Reproduce all records verbatim.

== == ==

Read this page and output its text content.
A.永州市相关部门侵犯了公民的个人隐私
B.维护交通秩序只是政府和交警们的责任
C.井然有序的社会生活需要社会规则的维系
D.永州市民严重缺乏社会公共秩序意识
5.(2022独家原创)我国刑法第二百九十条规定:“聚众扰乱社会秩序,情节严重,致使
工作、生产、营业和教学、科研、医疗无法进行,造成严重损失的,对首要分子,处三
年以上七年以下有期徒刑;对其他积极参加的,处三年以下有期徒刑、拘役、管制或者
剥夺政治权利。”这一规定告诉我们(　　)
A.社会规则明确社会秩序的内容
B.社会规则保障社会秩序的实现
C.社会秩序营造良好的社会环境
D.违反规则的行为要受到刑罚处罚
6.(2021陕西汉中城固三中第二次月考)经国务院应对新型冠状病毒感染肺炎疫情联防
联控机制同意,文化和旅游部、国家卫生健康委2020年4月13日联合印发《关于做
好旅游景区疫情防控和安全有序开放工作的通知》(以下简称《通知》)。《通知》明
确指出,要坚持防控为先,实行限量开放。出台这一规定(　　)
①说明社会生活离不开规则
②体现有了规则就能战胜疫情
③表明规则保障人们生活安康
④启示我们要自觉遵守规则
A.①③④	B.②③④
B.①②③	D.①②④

== == ==

◆ **OUTPUT**:
Read this page and output its text content.
A.永州市相关部门侵犯了公民的个人隐私
B.维护交通秩序只是政府和交警们的责任
C.井然有序的社会生活需要社会规则的维系
D.永州市民严重缺乏社会公共秩序意识
5.(2022独家原创)我国刑法第二百九十条规定:“聚众扰乱社会秩序,情节严重,致使
工作、生产、营业和教学、科研、医疗无法进行,造成严重损失的,对首要分子,处三
年以上七年以下有期徒刑;对其他积极参加的,处三年以下有期徒刑、拘役、管制或者
剥夺政治权利。”这一规定告诉我们(　　)
A.社会规则明确社会秩序的内容
B.社会规则保障社会秩序的实现
C.社会秩序营造良好的社会环境
D.违反规则的行为要受到刑罚处罚
6.(2021陕西汉中城固三中第二次月考)经国务院应对新型冠状病毒感染肺炎疫情联防
联控机制同意,文化和旅游部、国家卫生健康委2020年4月13日联合印发《关于做
好旅游景区疫情防控和安全有序开放工作的通知》(以下简称《通知》)。《通知》明
确指出,要坚持防控为先,实行限量开放。出台这一规定(　　)
①说明社会生活离不开规则
②体现有了规则就能战胜疫情
③表明规则保障人们生活安康
④启示我们要自觉遵守规则
A.①③④	B.②③④
B.①②③	D.①②④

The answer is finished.